Saved data entries
+---+

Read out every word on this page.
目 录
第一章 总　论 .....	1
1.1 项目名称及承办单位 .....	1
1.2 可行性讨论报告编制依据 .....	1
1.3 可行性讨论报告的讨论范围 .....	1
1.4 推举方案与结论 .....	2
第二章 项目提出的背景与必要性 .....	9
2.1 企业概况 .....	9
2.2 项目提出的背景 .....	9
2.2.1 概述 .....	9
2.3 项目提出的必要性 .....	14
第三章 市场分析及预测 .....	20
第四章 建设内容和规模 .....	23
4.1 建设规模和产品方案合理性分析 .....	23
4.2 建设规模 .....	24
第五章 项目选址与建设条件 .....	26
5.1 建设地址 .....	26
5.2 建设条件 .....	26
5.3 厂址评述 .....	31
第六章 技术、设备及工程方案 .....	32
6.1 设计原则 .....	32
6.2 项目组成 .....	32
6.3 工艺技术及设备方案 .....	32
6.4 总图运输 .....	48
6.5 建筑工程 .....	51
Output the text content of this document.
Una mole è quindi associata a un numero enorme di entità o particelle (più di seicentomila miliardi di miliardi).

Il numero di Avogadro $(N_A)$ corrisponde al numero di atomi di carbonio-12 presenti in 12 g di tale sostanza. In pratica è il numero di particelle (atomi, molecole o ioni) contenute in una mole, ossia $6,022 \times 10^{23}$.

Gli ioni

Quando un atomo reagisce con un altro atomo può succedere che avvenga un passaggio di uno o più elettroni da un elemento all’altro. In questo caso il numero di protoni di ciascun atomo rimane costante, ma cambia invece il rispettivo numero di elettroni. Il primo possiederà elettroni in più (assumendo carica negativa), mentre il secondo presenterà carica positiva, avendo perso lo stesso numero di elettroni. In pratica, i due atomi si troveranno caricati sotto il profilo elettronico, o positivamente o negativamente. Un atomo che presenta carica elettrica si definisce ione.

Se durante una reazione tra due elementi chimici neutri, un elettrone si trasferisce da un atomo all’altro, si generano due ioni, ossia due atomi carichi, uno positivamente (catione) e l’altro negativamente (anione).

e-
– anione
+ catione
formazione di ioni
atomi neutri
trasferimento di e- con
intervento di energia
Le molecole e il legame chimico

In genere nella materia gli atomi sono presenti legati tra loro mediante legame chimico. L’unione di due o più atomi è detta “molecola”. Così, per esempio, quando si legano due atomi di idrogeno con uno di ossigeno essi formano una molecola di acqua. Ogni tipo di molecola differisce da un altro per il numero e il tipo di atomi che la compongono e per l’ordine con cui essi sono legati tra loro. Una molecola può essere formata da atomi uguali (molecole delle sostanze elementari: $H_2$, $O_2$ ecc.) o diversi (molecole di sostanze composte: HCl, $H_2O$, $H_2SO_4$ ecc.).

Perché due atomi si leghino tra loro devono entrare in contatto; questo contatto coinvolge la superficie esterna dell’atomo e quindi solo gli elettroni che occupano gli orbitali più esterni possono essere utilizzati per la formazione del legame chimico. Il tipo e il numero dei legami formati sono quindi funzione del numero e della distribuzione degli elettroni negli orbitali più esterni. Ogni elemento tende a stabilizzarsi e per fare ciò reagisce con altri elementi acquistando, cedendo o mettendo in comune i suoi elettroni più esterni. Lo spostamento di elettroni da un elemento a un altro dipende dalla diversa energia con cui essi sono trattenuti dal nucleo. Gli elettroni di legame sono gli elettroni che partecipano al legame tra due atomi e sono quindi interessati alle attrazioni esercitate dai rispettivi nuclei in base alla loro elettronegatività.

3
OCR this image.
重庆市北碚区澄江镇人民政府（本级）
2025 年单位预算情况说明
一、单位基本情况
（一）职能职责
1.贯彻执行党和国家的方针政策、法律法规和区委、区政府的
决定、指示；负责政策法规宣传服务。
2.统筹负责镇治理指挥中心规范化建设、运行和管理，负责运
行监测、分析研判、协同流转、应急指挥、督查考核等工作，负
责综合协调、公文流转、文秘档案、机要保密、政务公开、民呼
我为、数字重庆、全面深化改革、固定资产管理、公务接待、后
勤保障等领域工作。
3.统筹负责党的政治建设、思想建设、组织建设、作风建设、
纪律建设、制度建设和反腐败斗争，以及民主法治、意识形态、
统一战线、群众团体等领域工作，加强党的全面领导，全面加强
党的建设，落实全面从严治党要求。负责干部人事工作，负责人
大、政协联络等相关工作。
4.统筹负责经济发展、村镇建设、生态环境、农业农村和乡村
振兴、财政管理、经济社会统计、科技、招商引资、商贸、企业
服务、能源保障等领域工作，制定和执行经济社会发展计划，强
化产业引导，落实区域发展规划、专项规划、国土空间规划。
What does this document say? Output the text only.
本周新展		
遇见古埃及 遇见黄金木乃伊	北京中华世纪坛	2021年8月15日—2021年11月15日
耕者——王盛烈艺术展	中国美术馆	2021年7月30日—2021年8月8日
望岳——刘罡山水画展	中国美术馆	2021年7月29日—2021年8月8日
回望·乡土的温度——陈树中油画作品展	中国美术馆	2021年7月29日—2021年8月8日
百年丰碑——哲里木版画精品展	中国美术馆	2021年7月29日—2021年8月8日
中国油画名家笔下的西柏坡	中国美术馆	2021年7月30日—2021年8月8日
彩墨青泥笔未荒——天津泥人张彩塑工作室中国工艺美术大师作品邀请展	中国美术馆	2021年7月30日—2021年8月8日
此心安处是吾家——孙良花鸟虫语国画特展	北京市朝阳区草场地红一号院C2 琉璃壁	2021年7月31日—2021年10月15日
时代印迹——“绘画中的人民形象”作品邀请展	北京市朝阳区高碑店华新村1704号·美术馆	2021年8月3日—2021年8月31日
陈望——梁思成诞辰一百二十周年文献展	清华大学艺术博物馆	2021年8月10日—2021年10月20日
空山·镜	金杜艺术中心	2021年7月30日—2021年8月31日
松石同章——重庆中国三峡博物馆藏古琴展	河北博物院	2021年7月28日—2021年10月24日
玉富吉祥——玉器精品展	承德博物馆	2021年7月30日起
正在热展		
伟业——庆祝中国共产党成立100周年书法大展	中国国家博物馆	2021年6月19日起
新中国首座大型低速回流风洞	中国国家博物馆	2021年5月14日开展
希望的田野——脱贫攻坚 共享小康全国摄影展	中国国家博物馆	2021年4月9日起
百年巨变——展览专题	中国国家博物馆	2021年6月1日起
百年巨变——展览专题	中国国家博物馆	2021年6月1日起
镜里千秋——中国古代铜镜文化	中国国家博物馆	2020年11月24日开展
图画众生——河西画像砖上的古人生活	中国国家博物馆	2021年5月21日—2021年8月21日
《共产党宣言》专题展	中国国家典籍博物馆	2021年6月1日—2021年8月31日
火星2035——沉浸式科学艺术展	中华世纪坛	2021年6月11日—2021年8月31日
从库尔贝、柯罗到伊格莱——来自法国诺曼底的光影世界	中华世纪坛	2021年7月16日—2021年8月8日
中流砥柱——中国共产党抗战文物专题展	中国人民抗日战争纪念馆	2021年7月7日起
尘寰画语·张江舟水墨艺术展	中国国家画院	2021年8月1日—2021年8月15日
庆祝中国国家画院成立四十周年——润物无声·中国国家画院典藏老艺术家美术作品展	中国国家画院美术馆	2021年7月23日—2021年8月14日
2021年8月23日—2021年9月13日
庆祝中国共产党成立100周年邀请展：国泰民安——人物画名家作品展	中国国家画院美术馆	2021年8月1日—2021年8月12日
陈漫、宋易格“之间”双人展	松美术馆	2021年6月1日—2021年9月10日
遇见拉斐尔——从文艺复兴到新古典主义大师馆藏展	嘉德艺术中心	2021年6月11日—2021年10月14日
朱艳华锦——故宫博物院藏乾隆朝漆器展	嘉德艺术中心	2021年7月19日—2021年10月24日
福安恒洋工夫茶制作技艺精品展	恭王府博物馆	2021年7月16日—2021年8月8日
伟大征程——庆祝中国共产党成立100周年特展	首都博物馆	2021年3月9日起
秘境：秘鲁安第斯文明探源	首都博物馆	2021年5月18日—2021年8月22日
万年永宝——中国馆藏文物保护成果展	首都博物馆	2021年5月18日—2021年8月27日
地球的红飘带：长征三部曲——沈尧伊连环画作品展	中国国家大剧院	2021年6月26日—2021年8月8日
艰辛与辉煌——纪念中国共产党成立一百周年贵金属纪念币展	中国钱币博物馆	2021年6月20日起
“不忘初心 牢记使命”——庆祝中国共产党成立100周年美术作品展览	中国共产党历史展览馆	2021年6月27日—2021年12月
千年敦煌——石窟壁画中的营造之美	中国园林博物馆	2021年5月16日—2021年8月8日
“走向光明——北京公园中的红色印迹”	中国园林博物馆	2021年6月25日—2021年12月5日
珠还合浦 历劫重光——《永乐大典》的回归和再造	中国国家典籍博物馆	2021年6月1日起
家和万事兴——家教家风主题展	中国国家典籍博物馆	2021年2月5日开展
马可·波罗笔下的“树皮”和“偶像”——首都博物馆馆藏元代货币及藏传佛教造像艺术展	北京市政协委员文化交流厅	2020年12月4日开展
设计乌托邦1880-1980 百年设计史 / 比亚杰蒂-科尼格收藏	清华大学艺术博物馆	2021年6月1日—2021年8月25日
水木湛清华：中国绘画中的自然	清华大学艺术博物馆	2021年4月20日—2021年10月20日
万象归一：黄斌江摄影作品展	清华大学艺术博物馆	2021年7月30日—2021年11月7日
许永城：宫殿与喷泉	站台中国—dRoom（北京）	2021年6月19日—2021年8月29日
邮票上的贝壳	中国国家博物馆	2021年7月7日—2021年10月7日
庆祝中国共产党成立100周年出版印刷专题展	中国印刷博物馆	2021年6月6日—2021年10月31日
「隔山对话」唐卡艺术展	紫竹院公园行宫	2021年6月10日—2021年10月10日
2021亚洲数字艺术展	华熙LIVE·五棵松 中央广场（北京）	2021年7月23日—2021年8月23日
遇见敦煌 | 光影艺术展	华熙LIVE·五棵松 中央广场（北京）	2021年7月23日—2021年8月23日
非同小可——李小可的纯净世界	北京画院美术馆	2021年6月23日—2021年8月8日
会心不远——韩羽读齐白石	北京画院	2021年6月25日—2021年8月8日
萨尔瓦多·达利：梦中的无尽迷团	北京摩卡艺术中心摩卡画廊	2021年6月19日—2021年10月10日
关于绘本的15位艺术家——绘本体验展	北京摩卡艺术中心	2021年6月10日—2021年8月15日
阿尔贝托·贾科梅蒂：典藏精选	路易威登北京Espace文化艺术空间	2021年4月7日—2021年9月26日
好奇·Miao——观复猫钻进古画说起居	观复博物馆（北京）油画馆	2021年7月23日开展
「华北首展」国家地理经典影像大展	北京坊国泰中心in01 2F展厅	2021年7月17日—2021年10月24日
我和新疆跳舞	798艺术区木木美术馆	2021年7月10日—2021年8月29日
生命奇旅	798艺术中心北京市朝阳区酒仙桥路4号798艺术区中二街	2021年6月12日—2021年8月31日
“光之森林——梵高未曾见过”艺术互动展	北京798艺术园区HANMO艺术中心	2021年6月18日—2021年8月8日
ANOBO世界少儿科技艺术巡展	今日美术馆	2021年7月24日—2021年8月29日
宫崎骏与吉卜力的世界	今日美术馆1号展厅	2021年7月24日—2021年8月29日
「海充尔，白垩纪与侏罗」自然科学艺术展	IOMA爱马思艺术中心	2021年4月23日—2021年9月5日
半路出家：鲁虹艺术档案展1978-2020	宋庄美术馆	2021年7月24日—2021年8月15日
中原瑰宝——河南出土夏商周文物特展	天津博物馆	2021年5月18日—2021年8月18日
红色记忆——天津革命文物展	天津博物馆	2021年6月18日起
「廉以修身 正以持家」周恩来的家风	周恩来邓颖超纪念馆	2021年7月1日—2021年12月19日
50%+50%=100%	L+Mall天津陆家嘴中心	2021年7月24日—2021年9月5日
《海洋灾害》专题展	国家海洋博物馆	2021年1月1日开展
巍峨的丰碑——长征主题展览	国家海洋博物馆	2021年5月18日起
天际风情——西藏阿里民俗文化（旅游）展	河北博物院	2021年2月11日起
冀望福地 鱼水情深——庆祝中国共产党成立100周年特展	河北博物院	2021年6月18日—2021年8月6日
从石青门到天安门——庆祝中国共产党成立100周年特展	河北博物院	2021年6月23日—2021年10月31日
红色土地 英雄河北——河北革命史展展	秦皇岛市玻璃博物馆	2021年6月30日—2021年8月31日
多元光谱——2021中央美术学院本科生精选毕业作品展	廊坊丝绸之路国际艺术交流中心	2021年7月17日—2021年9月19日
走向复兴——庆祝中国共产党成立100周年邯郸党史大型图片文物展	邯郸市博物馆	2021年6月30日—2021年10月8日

+---+

What you should do
Pick out each line in the material containing "Output".

Result
Output the text content of this document.
What does this document say? Output the text only.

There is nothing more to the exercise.